BRIEF -
Look below and pull out each line with the word "vzduchu".
begin GIVEN RECORDS
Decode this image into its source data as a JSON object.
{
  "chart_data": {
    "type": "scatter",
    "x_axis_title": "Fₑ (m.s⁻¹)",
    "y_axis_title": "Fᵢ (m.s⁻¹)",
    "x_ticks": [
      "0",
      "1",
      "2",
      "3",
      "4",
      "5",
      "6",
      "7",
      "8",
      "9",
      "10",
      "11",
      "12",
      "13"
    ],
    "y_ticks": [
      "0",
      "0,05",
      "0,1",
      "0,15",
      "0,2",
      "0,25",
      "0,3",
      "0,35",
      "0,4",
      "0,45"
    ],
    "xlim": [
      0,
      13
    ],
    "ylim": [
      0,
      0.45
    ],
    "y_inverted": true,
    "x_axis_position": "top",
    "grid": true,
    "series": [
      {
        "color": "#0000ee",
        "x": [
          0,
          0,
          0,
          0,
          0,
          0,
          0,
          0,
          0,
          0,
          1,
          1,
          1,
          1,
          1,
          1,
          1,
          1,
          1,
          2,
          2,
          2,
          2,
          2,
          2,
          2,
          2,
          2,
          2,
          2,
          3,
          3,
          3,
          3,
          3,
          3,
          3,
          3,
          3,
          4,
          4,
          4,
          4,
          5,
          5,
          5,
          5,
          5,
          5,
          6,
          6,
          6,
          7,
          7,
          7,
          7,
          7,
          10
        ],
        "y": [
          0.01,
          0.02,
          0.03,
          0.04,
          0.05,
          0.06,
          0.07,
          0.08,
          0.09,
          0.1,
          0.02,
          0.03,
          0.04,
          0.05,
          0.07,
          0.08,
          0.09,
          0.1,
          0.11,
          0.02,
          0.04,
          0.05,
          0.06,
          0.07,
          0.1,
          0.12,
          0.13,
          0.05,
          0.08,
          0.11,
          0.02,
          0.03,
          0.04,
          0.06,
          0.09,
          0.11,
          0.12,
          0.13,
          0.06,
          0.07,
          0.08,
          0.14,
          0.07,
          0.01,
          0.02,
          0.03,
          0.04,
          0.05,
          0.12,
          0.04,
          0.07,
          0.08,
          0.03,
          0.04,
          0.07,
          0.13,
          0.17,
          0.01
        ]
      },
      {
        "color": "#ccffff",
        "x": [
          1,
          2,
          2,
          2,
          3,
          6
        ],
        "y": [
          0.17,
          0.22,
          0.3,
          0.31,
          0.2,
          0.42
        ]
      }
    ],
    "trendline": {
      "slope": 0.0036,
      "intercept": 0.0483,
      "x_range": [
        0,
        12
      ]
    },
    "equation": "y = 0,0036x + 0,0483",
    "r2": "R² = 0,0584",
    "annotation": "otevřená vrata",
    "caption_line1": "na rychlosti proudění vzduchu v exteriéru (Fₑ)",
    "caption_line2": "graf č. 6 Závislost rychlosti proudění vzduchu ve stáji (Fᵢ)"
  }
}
end GIVEN RECORDS
FINISHED EXERCISE -
    "caption_line1": "na rychlosti proudění vzduchu v exteriéru (Fₑ)",
    "caption_line2": "graf č. 6 Závislost rychlosti proudění vzduchu ve stáji (Fᵢ)"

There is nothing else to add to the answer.